>> start

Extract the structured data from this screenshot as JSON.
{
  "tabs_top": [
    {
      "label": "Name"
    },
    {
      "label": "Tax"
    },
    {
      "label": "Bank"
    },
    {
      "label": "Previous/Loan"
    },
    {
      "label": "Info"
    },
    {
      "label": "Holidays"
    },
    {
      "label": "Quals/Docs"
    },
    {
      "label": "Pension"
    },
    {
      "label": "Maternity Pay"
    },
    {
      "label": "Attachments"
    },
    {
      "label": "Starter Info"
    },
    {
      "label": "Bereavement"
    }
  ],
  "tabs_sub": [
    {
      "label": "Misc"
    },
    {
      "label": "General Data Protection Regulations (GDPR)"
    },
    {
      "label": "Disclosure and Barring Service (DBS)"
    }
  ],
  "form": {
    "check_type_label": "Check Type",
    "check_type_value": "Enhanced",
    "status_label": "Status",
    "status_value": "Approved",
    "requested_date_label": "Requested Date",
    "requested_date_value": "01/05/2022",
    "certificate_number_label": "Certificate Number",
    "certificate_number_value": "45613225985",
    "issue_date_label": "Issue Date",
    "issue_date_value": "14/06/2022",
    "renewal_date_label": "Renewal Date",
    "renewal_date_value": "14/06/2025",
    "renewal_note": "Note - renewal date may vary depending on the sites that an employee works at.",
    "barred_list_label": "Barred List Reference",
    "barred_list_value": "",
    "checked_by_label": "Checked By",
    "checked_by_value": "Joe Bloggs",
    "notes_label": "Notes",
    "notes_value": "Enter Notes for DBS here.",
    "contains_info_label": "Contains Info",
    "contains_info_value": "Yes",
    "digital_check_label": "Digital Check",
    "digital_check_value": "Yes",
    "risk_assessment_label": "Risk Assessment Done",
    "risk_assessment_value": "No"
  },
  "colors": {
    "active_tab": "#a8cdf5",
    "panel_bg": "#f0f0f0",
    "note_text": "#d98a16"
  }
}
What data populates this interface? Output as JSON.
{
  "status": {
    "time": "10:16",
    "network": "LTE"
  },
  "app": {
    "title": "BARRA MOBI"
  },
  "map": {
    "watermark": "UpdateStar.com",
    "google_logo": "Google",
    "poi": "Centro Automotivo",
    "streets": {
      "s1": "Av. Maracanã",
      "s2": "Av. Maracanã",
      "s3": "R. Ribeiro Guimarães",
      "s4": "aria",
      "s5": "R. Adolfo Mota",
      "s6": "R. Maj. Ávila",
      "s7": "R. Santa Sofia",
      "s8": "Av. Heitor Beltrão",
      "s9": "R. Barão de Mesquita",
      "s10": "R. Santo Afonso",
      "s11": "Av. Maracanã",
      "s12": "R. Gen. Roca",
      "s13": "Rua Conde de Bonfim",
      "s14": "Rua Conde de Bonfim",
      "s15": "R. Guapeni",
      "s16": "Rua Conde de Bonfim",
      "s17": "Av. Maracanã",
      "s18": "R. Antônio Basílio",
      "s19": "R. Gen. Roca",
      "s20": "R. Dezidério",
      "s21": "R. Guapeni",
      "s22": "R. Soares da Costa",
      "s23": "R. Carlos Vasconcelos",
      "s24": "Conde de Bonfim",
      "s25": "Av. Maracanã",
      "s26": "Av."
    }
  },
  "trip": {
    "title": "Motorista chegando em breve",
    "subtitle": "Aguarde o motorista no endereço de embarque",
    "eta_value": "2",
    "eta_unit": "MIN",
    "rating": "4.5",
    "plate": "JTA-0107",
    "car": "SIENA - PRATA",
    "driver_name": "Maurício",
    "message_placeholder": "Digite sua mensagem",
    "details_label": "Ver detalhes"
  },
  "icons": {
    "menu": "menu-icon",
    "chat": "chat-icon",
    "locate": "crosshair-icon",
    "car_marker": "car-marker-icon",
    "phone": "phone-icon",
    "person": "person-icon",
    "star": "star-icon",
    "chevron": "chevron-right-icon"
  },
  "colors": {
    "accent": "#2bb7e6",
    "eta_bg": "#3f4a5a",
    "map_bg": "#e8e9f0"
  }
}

>> end

Read the entries and show each line that mentions "JSON".

IN RESPONSE
Extract the structured data from this screenshot as JSON.
What data populates this interface? Output as JSON.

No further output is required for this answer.